◆ **Problem requirements**: The data below is to be repeated in full, exactly as shown.

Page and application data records
※ ※ ※

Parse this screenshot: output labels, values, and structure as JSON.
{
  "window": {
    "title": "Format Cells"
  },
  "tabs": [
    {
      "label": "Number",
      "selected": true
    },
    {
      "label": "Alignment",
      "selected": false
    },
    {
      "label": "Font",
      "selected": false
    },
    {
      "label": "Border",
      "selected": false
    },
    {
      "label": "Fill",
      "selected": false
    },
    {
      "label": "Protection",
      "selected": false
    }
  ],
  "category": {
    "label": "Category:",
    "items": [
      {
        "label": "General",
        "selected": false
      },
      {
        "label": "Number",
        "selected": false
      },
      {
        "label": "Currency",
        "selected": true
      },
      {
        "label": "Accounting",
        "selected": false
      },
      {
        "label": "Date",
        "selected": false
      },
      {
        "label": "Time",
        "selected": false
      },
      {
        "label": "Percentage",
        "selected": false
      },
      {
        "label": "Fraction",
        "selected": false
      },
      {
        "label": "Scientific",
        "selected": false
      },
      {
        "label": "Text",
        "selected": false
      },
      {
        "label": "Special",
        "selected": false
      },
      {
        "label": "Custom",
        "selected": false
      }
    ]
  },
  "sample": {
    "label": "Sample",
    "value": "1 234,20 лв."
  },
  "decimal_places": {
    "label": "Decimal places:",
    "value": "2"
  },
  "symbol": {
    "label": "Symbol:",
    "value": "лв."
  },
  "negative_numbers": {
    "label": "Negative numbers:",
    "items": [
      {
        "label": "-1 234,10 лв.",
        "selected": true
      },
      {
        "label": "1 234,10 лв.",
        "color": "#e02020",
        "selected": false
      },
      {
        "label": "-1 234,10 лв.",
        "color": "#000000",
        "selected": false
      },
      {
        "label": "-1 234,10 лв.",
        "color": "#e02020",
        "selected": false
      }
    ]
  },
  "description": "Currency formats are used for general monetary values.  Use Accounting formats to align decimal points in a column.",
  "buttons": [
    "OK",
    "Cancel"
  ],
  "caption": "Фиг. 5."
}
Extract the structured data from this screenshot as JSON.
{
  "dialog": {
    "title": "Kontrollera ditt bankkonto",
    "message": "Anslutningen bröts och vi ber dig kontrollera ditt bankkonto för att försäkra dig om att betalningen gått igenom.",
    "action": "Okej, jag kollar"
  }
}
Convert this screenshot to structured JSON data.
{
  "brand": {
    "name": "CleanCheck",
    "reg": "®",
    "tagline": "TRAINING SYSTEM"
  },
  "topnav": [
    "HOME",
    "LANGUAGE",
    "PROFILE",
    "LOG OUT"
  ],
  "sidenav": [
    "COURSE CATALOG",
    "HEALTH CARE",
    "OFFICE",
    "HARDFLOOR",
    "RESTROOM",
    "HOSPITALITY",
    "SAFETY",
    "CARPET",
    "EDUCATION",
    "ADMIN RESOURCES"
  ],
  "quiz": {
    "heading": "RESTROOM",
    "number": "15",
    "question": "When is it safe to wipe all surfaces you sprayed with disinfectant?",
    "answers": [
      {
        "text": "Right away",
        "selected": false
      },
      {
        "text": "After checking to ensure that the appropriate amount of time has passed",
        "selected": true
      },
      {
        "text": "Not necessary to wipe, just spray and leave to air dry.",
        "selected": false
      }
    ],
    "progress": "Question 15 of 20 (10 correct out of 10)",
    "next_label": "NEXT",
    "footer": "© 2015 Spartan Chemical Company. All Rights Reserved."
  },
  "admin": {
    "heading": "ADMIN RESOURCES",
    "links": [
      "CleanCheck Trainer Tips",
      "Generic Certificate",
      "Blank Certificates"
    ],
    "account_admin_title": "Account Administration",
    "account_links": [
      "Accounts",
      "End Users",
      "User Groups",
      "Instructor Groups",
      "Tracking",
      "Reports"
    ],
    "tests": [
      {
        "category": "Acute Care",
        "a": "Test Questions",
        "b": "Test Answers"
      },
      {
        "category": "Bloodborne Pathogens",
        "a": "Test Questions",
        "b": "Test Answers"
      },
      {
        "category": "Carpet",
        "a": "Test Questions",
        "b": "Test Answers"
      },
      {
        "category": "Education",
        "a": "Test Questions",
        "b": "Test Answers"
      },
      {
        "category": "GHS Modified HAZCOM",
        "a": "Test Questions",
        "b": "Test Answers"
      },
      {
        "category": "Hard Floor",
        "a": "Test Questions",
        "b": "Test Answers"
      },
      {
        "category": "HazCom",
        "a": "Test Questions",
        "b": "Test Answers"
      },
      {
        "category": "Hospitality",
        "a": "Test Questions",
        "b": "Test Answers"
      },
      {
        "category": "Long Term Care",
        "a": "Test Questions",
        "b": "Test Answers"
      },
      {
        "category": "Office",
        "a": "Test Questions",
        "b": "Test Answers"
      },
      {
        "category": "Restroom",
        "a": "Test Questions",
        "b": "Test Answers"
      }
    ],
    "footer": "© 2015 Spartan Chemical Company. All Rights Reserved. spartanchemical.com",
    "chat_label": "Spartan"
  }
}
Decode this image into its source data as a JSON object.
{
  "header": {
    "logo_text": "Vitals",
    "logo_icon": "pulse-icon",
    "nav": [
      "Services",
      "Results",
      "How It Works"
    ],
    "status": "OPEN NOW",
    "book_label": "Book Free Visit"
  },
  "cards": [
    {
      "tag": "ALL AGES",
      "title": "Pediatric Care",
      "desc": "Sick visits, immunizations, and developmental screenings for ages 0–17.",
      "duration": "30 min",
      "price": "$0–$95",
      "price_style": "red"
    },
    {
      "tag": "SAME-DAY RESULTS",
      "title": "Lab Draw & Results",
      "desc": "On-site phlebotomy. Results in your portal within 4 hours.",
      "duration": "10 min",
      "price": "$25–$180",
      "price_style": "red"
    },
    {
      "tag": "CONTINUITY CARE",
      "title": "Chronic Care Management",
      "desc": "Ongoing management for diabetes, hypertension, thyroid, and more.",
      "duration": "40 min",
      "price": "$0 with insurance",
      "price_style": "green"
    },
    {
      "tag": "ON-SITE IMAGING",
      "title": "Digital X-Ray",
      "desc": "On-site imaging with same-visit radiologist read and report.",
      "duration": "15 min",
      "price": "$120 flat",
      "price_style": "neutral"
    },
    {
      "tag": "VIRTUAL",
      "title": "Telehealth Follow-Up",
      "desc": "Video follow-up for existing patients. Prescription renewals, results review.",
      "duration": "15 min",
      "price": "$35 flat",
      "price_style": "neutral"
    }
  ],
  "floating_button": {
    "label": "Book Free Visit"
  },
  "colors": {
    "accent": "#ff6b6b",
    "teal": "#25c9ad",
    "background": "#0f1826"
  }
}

※ ※ ※

◆ **Your response**:
Parse this screenshot: output labels, values, and structure as JSON.
{
  "window": {
    "title": "Format Cells"
  },
  "tabs": [
    {
      "label": "Number",
      "selected": true
    },
    {
      "label": "Alignment",
      "selected": false
    },
    {
      "label": "Font",
      "selected": false
    },
    {
      "label": "Border",
      "selected": false
    },
    {
      "label": "Fill",
      "selected": false
    },
    {
      "label": "Protection",
      "selected": false
    }
  ],
  "category": {
    "label": "Category:",
    "items": [
      {
        "label": "General",
        "selected": false
      },
      {
        "label": "Number",
        "selected": false
      },
      {
        "label": "Currency",
        "selected": true
      },
      {
        "label": "Accounting",
        "selected": false
      },
      {
        "label": "Date",
        "selected": false
      },
      {
        "label": "Time",
        "selected": false
      },
      {
        "label": "Percentage",
        "selected": false
      },
      {
        "label": "Fraction",
        "selected": false
      },
      {
        "label": "Scientific",
        "selected": false
      },
      {
        "label": "Text",
        "selected": false
      },
      {
        "label": "Special",
        "selected": false
      },
      {
        "label": "Custom",
        "selected": false
      }
    ]
  },
  "sample": {
    "label": "Sample",
    "value": "1 234,20 лв."
  },
  "decimal_places": {
    "label": "Decimal places:",
    "value": "2"
  },
  "symbol": {
    "label": "Symbol:",
    "value": "лв."
  },
  "negative_numbers": {
    "label": "Negative numbers:",
    "items": [
      {
        "label": "-1 234,10 лв.",
        "selected": true
      },
      {
        "label": "1 234,10 лв.",
        "color": "#e02020",
        "selected": false
      },
      {
        "label": "-1 234,10 лв.",
        "color": "#000000",
        "selected": false
      },
      {
        "label": "-1 234,10 лв.",
        "color": "#e02020",
        "selected": false
      }
    ]
  },
  "description": "Currency formats are used for general monetary values.  Use Accounting formats to align decimal points in a column.",
  "buttons": [
    "OK",
    "Cancel"
  ],
  "caption": "Фиг. 5."
}
Extract the structured data from this screenshot as JSON.
{
  "dialog": {
    "title": "Kontrollera ditt bankkonto",
    "message": "Anslutningen bröts och vi ber dig kontrollera ditt bankkonto för att försäkra dig om att betalningen gått igenom.",
    "action": "Okej, jag kollar"
  }
}
Convert this screenshot to structured JSON data.
{
  "brand": {
    "name": "CleanCheck",
    "reg": "®",
    "tagline": "TRAINING SYSTEM"
  },
  "topnav": [
    "HOME",
    "LANGUAGE",
    "PROFILE",
    "LOG OUT"
  ],
  "sidenav": [
    "COURSE CATALOG",
    "HEALTH CARE",
    "OFFICE",
    "HARDFLOOR",
    "RESTROOM",
    "HOSPITALITY",
    "SAFETY",
    "CARPET",
    "EDUCATION",
    "ADMIN RESOURCES"
  ],
  "quiz": {
    "heading": "RESTROOM",
    "number": "15",
    "question": "When is it safe to wipe all surfaces you sprayed with disinfectant?",
    "answers": [
      {
        "text": "Right away",
        "selected": false
      },
      {
        "text": "After checking to ensure that the appropriate amount of time has passed",
        "selected": true
      },
      {
        "text": "Not necessary to wipe, just spray and leave to air dry.",
        "selected": false
      }
    ],
    "progress": "Question 15 of 20 (10 correct out of 10)",
    "next_label": "NEXT",
    "footer": "© 2015 Spartan Chemical Company. All Rights Reserved."
  },
  "admin": {
    "heading": "ADMIN RESOURCES",
    "links": [
      "CleanCheck Trainer Tips",
      "Generic Certificate",
      "Blank Certificates"
    ],
    "account_admin_title": "Account Administration",
    "account_links": [
      "Accounts",
      "End Users",
      "User Groups",
      "Instructor Groups",
      "Tracking",
      "Reports"
    ],
    "tests": [
      {
        "category": "Acute Care",
        "a": "Test Questions",
        "b": "Test Answers"
      },
      {
        "category": "Bloodborne Pathogens",
        "a": "Test Questions",
        "b": "Test Answers"
      },
      {
        "category": "Carpet",
        "a": "Test Questions",
        "b": "Test Answers"
      },
      {
        "category": "Education",
        "a": "Test Questions",
        "b": "Test Answers"
      },
      {
        "category": "GHS Modified HAZCOM",
        "a": "Test Questions",
        "b": "Test Answers"
      },
      {
        "category": "Hard Floor",
        "a": "Test Questions",
        "b": "Test Answers"
      },
      {
        "category": "HazCom",
        "a": "Test Questions",
        "b": "Test Answers"
      },
      {
        "category": "Hospitality",
        "a": "Test Questions",
        "b": "Test Answers"
      },
      {
        "category": "Long Term Care",
        "a": "Test Questions",
        "b": "Test Answers"
      },
      {
        "category": "Office",
        "a": "Test Questions",
        "b": "Test Answers"
      },
      {
        "category": "Restroom",
        "a": "Test Questions",
        "b": "Test Answers"
      }
    ],
    "footer": "© 2015 Spartan Chemical Company. All Rights Reserved. spartanchemical.com",
    "chat_label": "Spartan"
  }
}
Decode this image into its source data as a JSON object.
{
  "header": {
    "logo_text": "Vitals",
    "logo_icon": "pulse-icon",
    "nav": [
      "Services",
      "Results",
      "How It Works"
    ],
    "status": "OPEN NOW",
    "book_label": "Book Free Visit"
  },
  "cards": [
    {
      "tag": "ALL AGES",
      "title": "Pediatric Care",
      "desc": "Sick visits, immunizations, and developmental screenings for ages 0–17.",
      "duration": "30 min",
      "price": "$0–$95",
      "price_style": "red"
    },
    {
      "tag": "SAME-DAY RESULTS",
      "title": "Lab Draw & Results",
      "desc": "On-site phlebotomy. Results in your portal within 4 hours.",
      "duration": "10 min",
      "price": "$25–$180",
      "price_style": "red"
    },
    {
      "tag": "CONTINUITY CARE",
      "title": "Chronic Care Management",
      "desc": "Ongoing management for diabetes, hypertension, thyroid, and more.",
      "duration": "40 min",
      "price": "$0 with insurance",
      "price_style": "green"
    },
    {
      "tag": "ON-SITE IMAGING",
      "title": "Digital X-Ray",
      "desc": "On-site imaging with same-visit radiologist read and report.",
      "duration": "15 min",
      "price": "$120 flat",
      "price_style": "neutral"
    },
    {
      "tag": "VIRTUAL",
      "title": "Telehealth Follow-Up",
      "desc": "Video follow-up for existing patients. Prescription renewals, results review.",
      "duration": "15 min",
      "price": "$35 flat",
      "price_style": "neutral"
    }
  ],
  "floating_button": {
    "label": "Book Free Visit"
  },
  "colors": {
    "accent": "#ff6b6b",
    "teal": "#25c9ad",
    "background": "#0f1826"
  }
}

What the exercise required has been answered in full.